- Records contained in a dataset -
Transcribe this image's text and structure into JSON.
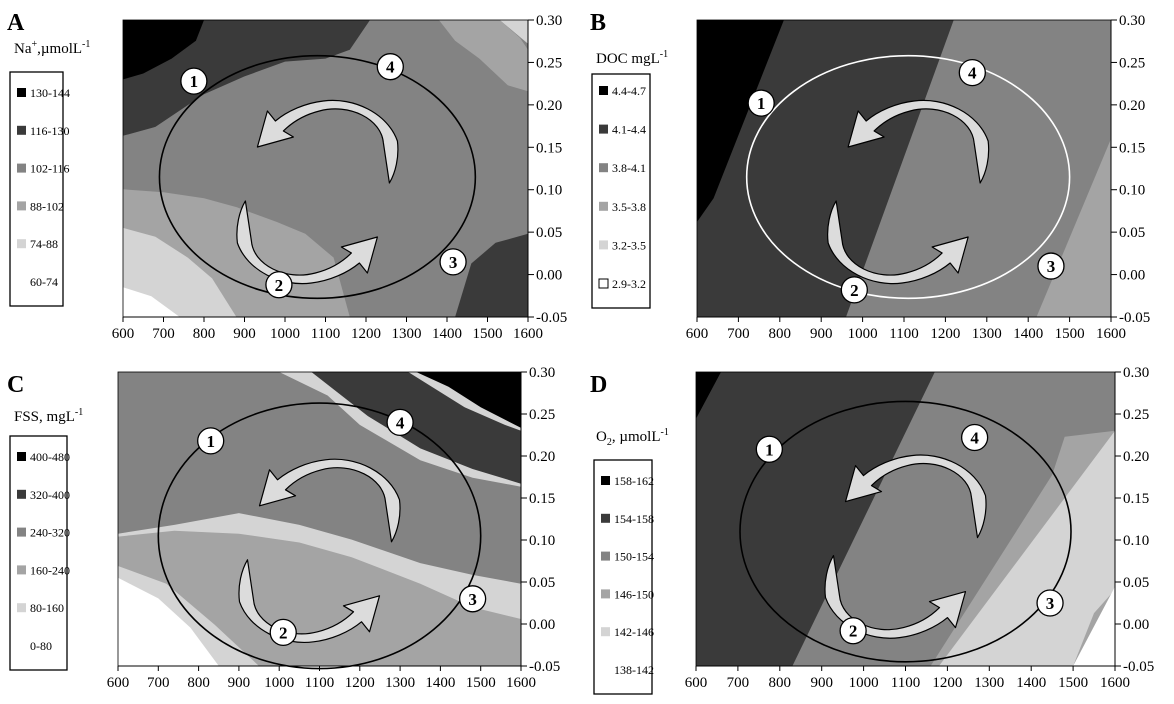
{
  "figure": {
    "background": "#ffffff"
  },
  "colors": {
    "band": [
      "#ffffff",
      "#d4d4d4",
      "#a4a4a4",
      "#838383",
      "#3a3a3a",
      "#000000"
    ],
    "arrow_fill": "#dcdcdc",
    "marker_fill": "#ffffff"
  },
  "chart_data": [
    {
      "type": "contour",
      "panel_letter": "A",
      "legend_title": "Na+,µmolL-1",
      "legend_title_base": "Na",
      "legend_title_sup": "+",
      "legend_title_mid": ",µmolL",
      "legend_title_sup2": "-1",
      "legend_entries": [
        "130-144",
        "116-130",
        "102-116",
        "88-102",
        "74-88",
        "60-74"
      ],
      "x_ticks": [
        "600",
        "700",
        "800",
        "900",
        "1000",
        "1100",
        "1200",
        "1300",
        "1400",
        "1500",
        "1600"
      ],
      "y_ticks": [
        "0.30",
        "0.25",
        "0.20",
        "0.15",
        "0.10",
        "0.05",
        "0.00",
        "-0.05"
      ],
      "xlim": [
        600,
        1600
      ],
      "ylim": [
        -0.05,
        0.3
      ],
      "y_axis_side": "right",
      "grid": false,
      "loop": {
        "center_x": 1080,
        "center_y": 0.115,
        "radius_x": 390,
        "radius_y": 0.143,
        "color": "#000000"
      },
      "markers": [
        {
          "label": "1",
          "x": 775,
          "y": 0.228
        },
        {
          "label": "4",
          "x": 1260,
          "y": 0.245
        },
        {
          "label": "3",
          "x": 1415,
          "y": 0.015
        },
        {
          "label": "2",
          "x": 985,
          "y": -0.012
        }
      ]
    },
    {
      "type": "contour",
      "panel_letter": "B",
      "legend_title": "DOC mgL-1",
      "legend_title_base": "DOC mgL",
      "legend_title_sup": "-1",
      "legend_entries": [
        "4.4-4.7",
        "4.1-4.4",
        "3.8-4.1",
        "3.5-3.8",
        "3.2-3.5",
        "2.9-3.2"
      ],
      "x_ticks": [
        "600",
        "700",
        "800",
        "900",
        "1000",
        "1100",
        "1200",
        "1300",
        "1400",
        "1500",
        "1600"
      ],
      "y_ticks": [
        "0.30",
        "0.25",
        "0.20",
        "0.15",
        "0.10",
        "0.05",
        "0.00",
        "-0.05"
      ],
      "xlim": [
        600,
        1600
      ],
      "ylim": [
        -0.05,
        0.3
      ],
      "y_axis_side": "right",
      "grid": false,
      "loop": {
        "center_x": 1110,
        "center_y": 0.115,
        "radius_x": 390,
        "radius_y": 0.143,
        "color": "#ffffff"
      },
      "markers": [
        {
          "label": "1",
          "x": 755,
          "y": 0.202
        },
        {
          "label": "4",
          "x": 1265,
          "y": 0.238
        },
        {
          "label": "3",
          "x": 1455,
          "y": 0.01
        },
        {
          "label": "2",
          "x": 980,
          "y": -0.018
        }
      ]
    },
    {
      "type": "contour",
      "panel_letter": "C",
      "legend_title": "FSS, mgL-1",
      "legend_title_base": "FSS, mgL",
      "legend_title_sup": "-1",
      "legend_entries": [
        "400-480",
        "320-400",
        "240-320",
        "160-240",
        "80-160",
        "0-80"
      ],
      "x_ticks": [
        "600",
        "700",
        "800",
        "900",
        "1000",
        "1100",
        "1200",
        "1300",
        "1400",
        "1500",
        "1600"
      ],
      "y_ticks": [
        "0.30",
        "0.25",
        "0.20",
        "0.15",
        "0.10",
        "0.05",
        "0.00",
        "-0.05"
      ],
      "xlim": [
        600,
        1600
      ],
      "ylim": [
        -0.05,
        0.3
      ],
      "y_axis_side": "right",
      "grid": false,
      "loop": {
        "center_x": 1100,
        "center_y": 0.105,
        "radius_x": 400,
        "radius_y": 0.158,
        "color": "#000000"
      },
      "markers": [
        {
          "label": "1",
          "x": 830,
          "y": 0.218
        },
        {
          "label": "4",
          "x": 1300,
          "y": 0.24
        },
        {
          "label": "3",
          "x": 1480,
          "y": 0.03
        },
        {
          "label": "2",
          "x": 1010,
          "y": -0.01
        }
      ]
    },
    {
      "type": "contour",
      "panel_letter": "D",
      "legend_title": "O2, µmolL-1",
      "legend_title_base": "O",
      "legend_title_sub": "2",
      "legend_title_mid": ", µmolL",
      "legend_title_sup": "-1",
      "legend_entries": [
        "158-162",
        "154-158",
        "150-154",
        "146-150",
        "142-146",
        "138-142"
      ],
      "x_ticks": [
        "600",
        "700",
        "800",
        "900",
        "1000",
        "1100",
        "1200",
        "1300",
        "1400",
        "1500",
        "1600"
      ],
      "y_ticks": [
        "0.30",
        "0.25",
        "0.20",
        "0.15",
        "0.10",
        "0.05",
        "0.00",
        "-0.05"
      ],
      "xlim": [
        600,
        1600
      ],
      "ylim": [
        -0.05,
        0.3
      ],
      "y_axis_side": "right",
      "grid": false,
      "loop": {
        "center_x": 1100,
        "center_y": 0.11,
        "radius_x": 395,
        "radius_y": 0.155,
        "color": "#000000"
      },
      "markers": [
        {
          "label": "1",
          "x": 775,
          "y": 0.208
        },
        {
          "label": "4",
          "x": 1265,
          "y": 0.222
        },
        {
          "label": "3",
          "x": 1445,
          "y": 0.025
        },
        {
          "label": "2",
          "x": 975,
          "y": -0.008
        }
      ]
    }
  ]
}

- Goal -
Go through the listing above and quote it exactly, apart from its images.

- Task result -
Transcribe this image's text and structure into JSON.
{
  "figure": {
    "background": "#ffffff"
  },
  "colors": {
    "band": [
      "#ffffff",
      "#d4d4d4",
      "#a4a4a4",
      "#838383",
      "#3a3a3a",
      "#000000"
    ],
    "arrow_fill": "#dcdcdc",
    "marker_fill": "#ffffff"
  },
  "chart_data": [
    {
      "type": "contour",
      "panel_letter": "A",
      "legend_title": "Na+,µmolL-1",
      "legend_title_base": "Na",
      "legend_title_sup": "+",
      "legend_title_mid": ",µmolL",
      "legend_title_sup2": "-1",
      "legend_entries": [
        "130-144",
        "116-130",
        "102-116",
        "88-102",
        "74-88",
        "60-74"
      ],
      "x_ticks": [
        "600",
        "700",
        "800",
        "900",
        "1000",
        "1100",
        "1200",
        "1300",
        "1400",
        "1500",
        "1600"
      ],
      "y_ticks": [
        "0.30",
        "0.25",
        "0.20",
        "0.15",
        "0.10",
        "0.05",
        "0.00",
        "-0.05"
      ],
      "xlim": [
        600,
        1600
      ],
      "ylim": [
        -0.05,
        0.3
      ],
      "y_axis_side": "right",
      "grid": false,
      "loop": {
        "center_x": 1080,
        "center_y": 0.115,
        "radius_x": 390,
        "radius_y": 0.143,
        "color": "#000000"
      },
      "markers": [
        {
          "label": "1",
          "x": 775,
          "y": 0.228
        },
        {
          "label": "4",
          "x": 1260,
          "y": 0.245
        },
        {
          "label": "3",
          "x": 1415,
          "y": 0.015
        },
        {
          "label": "2",
          "x": 985,
          "y": -0.012
        }
      ]
    },
    {
      "type": "contour",
      "panel_letter": "B",
      "legend_title": "DOC mgL-1",
      "legend_title_base": "DOC mgL",
      "legend_title_sup": "-1",
      "legend_entries": [
        "4.4-4.7",
        "4.1-4.4",
        "3.8-4.1",
        "3.5-3.8",
        "3.2-3.5",
        "2.9-3.2"
      ],
      "x_ticks": [
        "600",
        "700",
        "800",
        "900",
        "1000",
        "1100",
        "1200",
        "1300",
        "1400",
        "1500",
        "1600"
      ],
      "y_ticks": [
        "0.30",
        "0.25",
        "0.20",
        "0.15",
        "0.10",
        "0.05",
        "0.00",
        "-0.05"
      ],
      "xlim": [
        600,
        1600
      ],
      "ylim": [
        -0.05,
        0.3
      ],
      "y_axis_side": "right",
      "grid": false,
      "loop": {
        "center_x": 1110,
        "center_y": 0.115,
        "radius_x": 390,
        "radius_y": 0.143,
        "color": "#ffffff"
      },
      "markers": [
        {
          "label": "1",
          "x": 755,
          "y": 0.202
        },
        {
          "label": "4",
          "x": 1265,
          "y": 0.238
        },
        {
          "label": "3",
          "x": 1455,
          "y": 0.01
        },
        {
          "label": "2",
          "x": 980,
          "y": -0.018
        }
      ]
    },
    {
      "type": "contour",
      "panel_letter": "C",
      "legend_title": "FSS, mgL-1",
      "legend_title_base": "FSS, mgL",
      "legend_title_sup": "-1",
      "legend_entries": [
        "400-480",
        "320-400",
        "240-320",
        "160-240",
        "80-160",
        "0-80"
      ],
      "x_ticks": [
        "600",
        "700",
        "800",
        "900",
        "1000",
        "1100",
        "1200",
        "1300",
        "1400",
        "1500",
        "1600"
      ],
      "y_ticks": [
        "0.30",
        "0.25",
        "0.20",
        "0.15",
        "0.10",
        "0.05",
        "0.00",
        "-0.05"
      ],
      "xlim": [
        600,
        1600
      ],
      "ylim": [
        -0.05,
        0.3
      ],
      "y_axis_side": "right",
      "grid": false,
      "loop": {
        "center_x": 1100,
        "center_y": 0.105,
        "radius_x": 400,
        "radius_y": 0.158,
        "color": "#000000"
      },
      "markers": [
        {
          "label": "1",
          "x": 830,
          "y": 0.218
        },
        {
          "label": "4",
          "x": 1300,
          "y": 0.24
        },
        {
          "label": "3",
          "x": 1480,
          "y": 0.03
        },
        {
          "label": "2",
          "x": 1010,
          "y": -0.01
        }
      ]
    },
    {
      "type": "contour",
      "panel_letter": "D",
      "legend_title": "O2, µmolL-1",
      "legend_title_base": "O",
      "legend_title_sub": "2",
      "legend_title_mid": ", µmolL",
      "legend_title_sup": "-1",
      "legend_entries": [
        "158-162",
        "154-158",
        "150-154",
        "146-150",
        "142-146",
        "138-142"
      ],
      "x_ticks": [
        "600",
        "700",
        "800",
        "900",
        "1000",
        "1100",
        "1200",
        "1300",
        "1400",
        "1500",
        "1600"
      ],
      "y_ticks": [
        "0.30",
        "0.25",
        "0.20",
        "0.15",
        "0.10",
        "0.05",
        "0.00",
        "-0.05"
      ],
      "xlim": [
        600,
        1600
      ],
      "ylim": [
        -0.05,
        0.3
      ],
      "y_axis_side": "right",
      "grid": false,
      "loop": {
        "center_x": 1100,
        "center_y": 0.11,
        "radius_x": 395,
        "radius_y": 0.155,
        "color": "#000000"
      },
      "markers": [
        {
          "label": "1",
          "x": 775,
          "y": 0.208
        },
        {
          "label": "4",
          "x": 1265,
          "y": 0.222
        },
        {
          "label": "3",
          "x": 1445,
          "y": 0.025
        },
        {
          "label": "2",
          "x": 975,
          "y": -0.008
        }
      ]
    }
  ]
}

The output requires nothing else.